• **Short problem**: Copy out all the records exactly.
-*-
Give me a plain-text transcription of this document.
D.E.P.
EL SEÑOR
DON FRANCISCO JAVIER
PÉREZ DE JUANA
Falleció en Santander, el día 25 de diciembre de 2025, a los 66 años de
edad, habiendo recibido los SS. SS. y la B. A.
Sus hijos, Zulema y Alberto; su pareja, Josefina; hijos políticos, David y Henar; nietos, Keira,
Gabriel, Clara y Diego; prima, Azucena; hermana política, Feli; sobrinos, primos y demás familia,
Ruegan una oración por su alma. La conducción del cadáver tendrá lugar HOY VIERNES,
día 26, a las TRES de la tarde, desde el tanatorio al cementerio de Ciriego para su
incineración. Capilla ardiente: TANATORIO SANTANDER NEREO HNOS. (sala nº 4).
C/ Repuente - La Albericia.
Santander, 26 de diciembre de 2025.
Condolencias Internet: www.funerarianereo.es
-*-
• **Answer for the task**:
Give me a plain-text transcription of this document.
D.E.P.
EL SEÑOR
DON FRANCISCO JAVIER
PÉREZ DE JUANA
Falleció en Santander, el día 25 de diciembre de 2025, a los 66 años de
edad, habiendo recibido los SS. SS. y la B. A.
Sus hijos, Zulema y Alberto; su pareja, Josefina; hijos políticos, David y Henar; nietos, Keira,
Gabriel, Clara y Diego; prima, Azucena; hermana política, Feli; sobrinos, primos y demás familia,
Ruegan una oración por su alma. La conducción del cadáver tendrá lugar HOY VIERNES,
día 26, a las TRES de la tarde, desde el tanatorio al cementerio de Ciriego para su
incineración. Capilla ardiente: TANATORIO SANTANDER NEREO HNOS. (sala nº 4).
C/ Repuente - La Albericia.
Santander, 26 de diciembre de 2025.
Condolencias Internet: www.funerarianereo.es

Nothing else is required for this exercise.